→ Entries with figure data:

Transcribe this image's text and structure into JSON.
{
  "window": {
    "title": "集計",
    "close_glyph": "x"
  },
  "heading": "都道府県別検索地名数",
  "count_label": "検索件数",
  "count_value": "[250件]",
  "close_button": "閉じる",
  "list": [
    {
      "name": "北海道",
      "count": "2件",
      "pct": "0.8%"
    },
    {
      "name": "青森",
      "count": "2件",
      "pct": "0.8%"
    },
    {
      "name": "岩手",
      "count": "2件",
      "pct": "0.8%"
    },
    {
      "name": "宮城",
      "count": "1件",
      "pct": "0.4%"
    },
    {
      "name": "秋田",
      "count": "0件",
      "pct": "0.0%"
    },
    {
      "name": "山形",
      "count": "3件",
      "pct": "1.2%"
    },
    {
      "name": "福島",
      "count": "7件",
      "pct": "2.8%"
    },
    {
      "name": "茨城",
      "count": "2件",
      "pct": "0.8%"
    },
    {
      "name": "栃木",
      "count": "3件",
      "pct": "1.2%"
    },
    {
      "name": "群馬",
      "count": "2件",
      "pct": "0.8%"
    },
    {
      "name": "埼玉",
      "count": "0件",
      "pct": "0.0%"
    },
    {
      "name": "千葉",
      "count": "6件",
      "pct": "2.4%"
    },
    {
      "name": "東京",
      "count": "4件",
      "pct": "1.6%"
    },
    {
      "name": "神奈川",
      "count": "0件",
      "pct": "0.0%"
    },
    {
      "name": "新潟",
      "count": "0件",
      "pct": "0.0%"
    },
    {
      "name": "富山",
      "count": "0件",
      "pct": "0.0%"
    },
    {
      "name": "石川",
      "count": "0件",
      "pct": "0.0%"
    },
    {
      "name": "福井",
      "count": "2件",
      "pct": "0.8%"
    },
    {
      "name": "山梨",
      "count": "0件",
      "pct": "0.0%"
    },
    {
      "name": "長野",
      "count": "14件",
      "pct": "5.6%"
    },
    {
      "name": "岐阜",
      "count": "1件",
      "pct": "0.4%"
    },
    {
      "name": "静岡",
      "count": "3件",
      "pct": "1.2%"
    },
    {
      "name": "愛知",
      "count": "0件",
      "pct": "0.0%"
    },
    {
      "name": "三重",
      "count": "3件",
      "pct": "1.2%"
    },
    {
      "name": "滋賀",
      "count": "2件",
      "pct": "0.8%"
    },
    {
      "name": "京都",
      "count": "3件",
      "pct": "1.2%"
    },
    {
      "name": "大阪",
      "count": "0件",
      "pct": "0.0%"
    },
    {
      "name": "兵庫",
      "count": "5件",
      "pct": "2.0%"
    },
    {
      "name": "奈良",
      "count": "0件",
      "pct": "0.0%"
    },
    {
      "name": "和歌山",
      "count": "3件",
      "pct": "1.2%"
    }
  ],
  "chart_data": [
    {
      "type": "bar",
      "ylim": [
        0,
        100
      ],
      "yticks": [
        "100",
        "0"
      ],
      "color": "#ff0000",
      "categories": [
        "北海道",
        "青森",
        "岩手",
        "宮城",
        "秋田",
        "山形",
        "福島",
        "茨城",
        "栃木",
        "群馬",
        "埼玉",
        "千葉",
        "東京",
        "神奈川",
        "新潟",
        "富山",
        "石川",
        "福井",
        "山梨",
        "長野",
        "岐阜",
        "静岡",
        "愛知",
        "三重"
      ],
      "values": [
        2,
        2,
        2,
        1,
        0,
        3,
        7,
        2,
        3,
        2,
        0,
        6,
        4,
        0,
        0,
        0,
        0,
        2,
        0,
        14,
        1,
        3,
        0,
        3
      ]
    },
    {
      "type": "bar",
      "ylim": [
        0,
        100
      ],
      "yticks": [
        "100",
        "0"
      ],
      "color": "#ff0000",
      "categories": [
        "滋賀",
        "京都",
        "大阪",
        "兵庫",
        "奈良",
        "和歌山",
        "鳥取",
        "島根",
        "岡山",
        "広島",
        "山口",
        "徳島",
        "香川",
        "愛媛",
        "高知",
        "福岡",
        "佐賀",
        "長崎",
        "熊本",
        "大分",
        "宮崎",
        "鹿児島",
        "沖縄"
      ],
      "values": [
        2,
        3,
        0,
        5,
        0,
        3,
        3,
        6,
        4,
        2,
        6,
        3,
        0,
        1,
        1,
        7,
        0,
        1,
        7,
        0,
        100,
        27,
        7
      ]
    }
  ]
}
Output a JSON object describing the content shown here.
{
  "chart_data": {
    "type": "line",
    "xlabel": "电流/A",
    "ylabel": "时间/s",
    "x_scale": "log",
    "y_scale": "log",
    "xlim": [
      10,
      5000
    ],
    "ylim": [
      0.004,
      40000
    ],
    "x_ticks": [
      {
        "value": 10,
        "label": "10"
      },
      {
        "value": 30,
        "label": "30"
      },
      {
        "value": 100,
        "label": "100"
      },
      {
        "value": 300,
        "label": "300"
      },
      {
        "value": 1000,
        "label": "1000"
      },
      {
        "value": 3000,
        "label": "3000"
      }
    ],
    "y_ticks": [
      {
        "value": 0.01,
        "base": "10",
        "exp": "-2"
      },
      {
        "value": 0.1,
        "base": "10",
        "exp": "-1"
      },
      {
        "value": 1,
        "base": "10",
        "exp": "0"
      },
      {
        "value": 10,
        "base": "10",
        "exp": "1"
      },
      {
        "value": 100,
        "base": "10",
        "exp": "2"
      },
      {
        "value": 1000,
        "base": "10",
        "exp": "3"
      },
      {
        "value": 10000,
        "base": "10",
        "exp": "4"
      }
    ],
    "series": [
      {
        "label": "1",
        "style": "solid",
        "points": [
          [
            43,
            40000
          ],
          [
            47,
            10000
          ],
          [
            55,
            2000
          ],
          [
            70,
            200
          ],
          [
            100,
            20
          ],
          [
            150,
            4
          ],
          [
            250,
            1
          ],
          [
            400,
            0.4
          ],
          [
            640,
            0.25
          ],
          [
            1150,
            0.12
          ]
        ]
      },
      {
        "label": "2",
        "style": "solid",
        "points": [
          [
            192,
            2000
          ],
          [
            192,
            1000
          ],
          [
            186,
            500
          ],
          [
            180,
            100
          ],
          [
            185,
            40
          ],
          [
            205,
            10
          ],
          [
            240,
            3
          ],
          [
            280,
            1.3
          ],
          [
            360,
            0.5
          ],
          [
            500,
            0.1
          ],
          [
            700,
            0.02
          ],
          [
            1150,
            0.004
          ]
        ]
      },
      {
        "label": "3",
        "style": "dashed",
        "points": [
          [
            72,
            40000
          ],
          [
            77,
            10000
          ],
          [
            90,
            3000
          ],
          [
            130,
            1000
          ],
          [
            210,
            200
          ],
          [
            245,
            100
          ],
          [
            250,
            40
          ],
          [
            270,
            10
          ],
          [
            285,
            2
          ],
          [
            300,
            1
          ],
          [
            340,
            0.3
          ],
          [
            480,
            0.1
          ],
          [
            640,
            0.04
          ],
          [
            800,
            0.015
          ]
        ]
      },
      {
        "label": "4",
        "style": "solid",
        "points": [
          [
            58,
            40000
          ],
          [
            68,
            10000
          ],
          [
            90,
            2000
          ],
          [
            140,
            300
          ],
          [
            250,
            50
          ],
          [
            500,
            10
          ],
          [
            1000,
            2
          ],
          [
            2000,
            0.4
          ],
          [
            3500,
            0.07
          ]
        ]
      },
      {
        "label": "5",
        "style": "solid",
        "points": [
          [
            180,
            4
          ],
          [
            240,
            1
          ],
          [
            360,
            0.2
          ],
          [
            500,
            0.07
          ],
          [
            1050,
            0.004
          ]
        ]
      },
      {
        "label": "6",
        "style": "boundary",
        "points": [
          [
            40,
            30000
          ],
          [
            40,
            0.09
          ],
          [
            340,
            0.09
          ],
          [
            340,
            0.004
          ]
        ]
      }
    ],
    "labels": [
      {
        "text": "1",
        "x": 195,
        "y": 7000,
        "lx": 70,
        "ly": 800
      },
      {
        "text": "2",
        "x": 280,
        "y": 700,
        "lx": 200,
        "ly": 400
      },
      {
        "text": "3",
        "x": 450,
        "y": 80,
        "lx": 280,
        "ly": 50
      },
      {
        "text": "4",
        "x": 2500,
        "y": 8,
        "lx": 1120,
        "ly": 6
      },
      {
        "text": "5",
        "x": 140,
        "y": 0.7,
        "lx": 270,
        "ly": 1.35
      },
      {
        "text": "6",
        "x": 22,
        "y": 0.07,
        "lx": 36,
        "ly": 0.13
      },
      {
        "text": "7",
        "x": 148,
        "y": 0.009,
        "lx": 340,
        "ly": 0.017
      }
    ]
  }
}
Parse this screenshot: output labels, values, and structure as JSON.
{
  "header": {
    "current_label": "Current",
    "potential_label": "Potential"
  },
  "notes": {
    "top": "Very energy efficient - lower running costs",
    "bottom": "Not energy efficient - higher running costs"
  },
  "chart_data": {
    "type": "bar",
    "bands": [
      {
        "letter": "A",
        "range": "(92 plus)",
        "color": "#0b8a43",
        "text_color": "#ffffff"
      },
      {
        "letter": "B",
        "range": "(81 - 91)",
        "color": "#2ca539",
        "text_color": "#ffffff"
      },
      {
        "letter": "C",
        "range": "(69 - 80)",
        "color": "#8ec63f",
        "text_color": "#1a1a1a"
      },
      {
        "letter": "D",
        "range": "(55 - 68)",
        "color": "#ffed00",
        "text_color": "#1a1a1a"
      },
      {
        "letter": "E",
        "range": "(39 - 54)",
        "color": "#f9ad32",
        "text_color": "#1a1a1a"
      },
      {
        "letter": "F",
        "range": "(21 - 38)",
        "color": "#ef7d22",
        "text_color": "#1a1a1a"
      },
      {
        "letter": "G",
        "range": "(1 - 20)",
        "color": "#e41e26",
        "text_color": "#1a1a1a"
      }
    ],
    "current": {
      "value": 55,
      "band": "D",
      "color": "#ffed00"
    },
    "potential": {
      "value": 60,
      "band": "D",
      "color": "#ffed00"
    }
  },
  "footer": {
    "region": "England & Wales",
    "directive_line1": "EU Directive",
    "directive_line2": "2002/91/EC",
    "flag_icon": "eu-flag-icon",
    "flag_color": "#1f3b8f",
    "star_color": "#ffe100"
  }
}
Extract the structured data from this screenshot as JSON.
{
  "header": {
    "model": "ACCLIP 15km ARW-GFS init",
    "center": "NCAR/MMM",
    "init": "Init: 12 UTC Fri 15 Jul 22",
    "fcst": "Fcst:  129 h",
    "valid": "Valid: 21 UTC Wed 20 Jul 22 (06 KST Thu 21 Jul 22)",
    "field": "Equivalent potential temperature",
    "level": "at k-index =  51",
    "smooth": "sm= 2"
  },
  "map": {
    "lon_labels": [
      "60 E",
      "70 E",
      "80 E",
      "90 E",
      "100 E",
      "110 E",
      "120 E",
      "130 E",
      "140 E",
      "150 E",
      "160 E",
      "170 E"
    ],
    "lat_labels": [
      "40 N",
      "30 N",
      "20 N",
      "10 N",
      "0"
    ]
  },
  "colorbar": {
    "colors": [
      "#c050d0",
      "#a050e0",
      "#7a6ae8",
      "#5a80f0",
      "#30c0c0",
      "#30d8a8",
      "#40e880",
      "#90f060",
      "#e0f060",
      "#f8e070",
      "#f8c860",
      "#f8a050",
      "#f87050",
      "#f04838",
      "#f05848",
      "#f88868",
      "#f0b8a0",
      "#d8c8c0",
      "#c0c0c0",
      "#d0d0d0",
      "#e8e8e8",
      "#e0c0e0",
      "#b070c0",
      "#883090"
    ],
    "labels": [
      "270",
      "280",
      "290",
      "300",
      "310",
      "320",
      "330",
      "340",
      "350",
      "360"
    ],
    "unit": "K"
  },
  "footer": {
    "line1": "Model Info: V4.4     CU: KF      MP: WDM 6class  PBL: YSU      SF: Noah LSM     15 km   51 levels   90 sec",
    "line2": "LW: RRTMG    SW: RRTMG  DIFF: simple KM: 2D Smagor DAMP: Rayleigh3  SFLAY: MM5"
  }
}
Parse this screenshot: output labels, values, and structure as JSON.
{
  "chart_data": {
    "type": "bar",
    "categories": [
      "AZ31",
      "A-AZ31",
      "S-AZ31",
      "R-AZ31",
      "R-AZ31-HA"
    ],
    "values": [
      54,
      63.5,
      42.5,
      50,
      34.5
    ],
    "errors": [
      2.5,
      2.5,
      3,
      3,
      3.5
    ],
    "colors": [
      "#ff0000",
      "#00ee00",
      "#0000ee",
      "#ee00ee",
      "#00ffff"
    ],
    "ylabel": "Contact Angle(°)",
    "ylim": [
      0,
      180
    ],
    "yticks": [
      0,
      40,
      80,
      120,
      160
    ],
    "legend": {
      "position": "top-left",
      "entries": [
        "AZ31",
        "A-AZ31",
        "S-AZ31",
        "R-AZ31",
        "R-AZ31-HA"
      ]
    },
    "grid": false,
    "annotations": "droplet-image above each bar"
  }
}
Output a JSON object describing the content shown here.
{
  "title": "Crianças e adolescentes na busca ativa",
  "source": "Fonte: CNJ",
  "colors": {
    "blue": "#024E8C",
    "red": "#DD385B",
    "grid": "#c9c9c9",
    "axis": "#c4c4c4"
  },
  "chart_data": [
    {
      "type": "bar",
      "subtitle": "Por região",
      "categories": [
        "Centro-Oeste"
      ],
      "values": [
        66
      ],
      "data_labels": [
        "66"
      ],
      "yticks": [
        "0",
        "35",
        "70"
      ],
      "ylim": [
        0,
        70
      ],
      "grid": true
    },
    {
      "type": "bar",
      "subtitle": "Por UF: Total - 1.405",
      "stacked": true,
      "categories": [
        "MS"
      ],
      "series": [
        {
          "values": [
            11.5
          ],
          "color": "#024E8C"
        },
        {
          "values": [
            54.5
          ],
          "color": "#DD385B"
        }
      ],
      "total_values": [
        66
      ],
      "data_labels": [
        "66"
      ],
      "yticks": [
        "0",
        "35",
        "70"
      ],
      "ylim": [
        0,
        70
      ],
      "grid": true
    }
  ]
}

→ WHAT YOU ARE ASKED TO DO:
Find the string "grid" in the listing and return every line that holds it.

→ ANSWER TO THIS PROBLEM:
    "grid": false,
    "grid": "#c9c9c9",
      "grid": true
      "grid": true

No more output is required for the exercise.